Stated goal:
All lines in the data bearing the string "JSON" should be identified and copied.

Given data:
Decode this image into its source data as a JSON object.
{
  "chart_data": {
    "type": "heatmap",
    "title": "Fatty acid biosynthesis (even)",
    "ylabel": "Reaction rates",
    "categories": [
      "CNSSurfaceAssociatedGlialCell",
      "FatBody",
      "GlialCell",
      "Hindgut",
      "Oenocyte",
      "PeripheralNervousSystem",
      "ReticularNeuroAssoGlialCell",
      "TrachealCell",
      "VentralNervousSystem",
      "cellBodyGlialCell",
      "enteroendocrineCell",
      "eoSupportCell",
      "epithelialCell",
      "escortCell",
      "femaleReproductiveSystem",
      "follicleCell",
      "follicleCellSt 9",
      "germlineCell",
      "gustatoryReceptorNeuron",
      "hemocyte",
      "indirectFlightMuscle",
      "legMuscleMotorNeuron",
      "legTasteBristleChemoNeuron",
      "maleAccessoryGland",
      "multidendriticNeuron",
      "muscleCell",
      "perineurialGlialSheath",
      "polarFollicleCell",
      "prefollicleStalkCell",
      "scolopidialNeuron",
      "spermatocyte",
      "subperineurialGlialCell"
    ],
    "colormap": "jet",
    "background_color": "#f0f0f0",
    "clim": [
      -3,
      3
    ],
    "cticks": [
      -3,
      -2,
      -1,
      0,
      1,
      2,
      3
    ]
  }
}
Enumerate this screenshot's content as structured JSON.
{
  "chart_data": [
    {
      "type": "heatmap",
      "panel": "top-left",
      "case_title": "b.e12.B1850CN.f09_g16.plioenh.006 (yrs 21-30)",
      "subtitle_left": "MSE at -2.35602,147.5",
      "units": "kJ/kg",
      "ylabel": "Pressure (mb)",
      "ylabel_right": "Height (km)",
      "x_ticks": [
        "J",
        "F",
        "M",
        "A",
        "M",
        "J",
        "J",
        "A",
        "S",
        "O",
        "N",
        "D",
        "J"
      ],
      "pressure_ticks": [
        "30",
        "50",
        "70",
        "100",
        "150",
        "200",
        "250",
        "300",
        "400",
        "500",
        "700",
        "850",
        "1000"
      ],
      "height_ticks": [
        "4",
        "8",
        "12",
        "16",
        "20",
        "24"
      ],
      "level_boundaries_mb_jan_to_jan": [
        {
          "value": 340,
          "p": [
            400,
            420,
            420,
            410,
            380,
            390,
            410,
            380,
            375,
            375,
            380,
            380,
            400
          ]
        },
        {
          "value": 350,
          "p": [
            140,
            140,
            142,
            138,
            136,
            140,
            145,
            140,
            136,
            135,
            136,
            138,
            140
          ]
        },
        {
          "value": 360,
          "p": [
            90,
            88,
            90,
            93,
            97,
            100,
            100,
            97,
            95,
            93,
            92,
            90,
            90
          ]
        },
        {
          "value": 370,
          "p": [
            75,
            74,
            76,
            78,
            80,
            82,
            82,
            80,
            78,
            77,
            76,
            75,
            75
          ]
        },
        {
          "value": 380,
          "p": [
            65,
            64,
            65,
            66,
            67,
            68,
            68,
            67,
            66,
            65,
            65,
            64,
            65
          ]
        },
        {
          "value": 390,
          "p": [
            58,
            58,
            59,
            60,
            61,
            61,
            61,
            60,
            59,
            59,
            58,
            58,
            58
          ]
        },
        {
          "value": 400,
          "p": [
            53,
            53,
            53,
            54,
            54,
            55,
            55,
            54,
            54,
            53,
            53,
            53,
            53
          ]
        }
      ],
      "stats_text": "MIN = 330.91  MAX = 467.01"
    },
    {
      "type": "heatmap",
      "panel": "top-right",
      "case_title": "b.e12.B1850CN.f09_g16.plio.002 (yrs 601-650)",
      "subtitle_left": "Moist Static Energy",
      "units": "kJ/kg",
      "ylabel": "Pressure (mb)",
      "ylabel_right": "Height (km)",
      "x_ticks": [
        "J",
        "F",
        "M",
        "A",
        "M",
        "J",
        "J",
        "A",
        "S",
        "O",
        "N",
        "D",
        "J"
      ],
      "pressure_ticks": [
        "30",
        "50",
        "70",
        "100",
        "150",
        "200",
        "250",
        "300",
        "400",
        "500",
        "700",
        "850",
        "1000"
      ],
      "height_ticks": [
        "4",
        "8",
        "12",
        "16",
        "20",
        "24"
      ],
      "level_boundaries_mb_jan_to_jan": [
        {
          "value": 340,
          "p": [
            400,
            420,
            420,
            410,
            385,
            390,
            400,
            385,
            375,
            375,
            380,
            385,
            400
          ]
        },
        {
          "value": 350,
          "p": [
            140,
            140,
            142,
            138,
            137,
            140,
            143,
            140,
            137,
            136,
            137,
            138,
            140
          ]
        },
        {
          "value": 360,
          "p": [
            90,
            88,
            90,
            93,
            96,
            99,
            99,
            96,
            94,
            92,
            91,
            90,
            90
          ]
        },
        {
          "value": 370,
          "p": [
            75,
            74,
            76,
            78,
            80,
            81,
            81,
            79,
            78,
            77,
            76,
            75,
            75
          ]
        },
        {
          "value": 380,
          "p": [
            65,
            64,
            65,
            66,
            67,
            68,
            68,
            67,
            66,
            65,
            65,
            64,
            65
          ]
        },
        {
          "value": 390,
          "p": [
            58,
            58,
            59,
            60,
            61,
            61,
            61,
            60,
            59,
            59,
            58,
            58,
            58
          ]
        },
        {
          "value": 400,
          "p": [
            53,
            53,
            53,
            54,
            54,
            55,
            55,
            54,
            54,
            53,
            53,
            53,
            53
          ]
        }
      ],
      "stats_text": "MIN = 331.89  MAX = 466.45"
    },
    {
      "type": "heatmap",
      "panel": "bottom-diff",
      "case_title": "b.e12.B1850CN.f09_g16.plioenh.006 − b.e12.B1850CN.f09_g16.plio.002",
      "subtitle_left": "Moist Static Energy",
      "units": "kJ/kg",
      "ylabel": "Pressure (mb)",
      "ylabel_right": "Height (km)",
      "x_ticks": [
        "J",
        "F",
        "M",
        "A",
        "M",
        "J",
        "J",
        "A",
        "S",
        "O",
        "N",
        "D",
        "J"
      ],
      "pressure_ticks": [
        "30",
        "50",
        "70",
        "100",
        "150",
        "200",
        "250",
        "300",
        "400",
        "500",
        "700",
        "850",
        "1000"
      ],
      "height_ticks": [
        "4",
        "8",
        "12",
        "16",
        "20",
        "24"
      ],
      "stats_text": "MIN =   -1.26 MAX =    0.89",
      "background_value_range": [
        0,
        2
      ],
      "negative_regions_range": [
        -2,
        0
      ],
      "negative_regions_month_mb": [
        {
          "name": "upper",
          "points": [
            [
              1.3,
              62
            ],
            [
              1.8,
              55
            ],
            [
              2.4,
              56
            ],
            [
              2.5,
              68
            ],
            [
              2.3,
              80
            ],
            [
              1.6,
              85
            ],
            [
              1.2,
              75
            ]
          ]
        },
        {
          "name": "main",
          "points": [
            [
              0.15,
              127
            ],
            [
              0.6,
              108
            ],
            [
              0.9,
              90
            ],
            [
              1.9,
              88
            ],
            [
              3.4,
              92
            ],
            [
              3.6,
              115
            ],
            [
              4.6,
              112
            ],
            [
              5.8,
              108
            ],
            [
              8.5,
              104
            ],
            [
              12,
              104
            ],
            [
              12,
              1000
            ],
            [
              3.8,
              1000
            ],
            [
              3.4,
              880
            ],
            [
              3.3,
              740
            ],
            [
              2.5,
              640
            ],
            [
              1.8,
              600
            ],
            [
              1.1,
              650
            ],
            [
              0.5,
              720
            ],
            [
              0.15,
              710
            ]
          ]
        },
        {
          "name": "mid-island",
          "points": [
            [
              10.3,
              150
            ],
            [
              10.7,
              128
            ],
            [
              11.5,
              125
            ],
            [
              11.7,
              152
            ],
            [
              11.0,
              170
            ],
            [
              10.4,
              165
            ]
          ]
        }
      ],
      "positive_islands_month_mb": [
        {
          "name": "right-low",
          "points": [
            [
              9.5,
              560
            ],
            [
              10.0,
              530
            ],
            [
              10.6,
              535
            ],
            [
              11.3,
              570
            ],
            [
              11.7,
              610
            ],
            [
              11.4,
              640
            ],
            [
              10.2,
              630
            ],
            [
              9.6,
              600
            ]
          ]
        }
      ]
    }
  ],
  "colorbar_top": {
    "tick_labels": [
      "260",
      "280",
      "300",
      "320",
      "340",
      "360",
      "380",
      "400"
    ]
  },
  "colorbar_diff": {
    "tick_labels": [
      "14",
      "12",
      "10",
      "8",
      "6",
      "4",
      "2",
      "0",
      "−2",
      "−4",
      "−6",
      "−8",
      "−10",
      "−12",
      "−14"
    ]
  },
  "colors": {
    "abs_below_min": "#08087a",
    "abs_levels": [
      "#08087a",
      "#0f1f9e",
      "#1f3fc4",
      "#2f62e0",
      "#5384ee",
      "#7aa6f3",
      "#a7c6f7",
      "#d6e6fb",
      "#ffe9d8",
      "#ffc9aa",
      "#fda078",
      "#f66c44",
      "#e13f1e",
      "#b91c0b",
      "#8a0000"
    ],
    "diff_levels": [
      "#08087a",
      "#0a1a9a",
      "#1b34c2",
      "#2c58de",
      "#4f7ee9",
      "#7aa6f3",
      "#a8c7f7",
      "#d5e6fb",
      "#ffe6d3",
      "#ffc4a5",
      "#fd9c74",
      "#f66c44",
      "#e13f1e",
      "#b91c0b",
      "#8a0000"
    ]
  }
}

Solution to the exercise:
Decode this image into its source data as a JSON object.
Enumerate this screenshot's content as structured JSON.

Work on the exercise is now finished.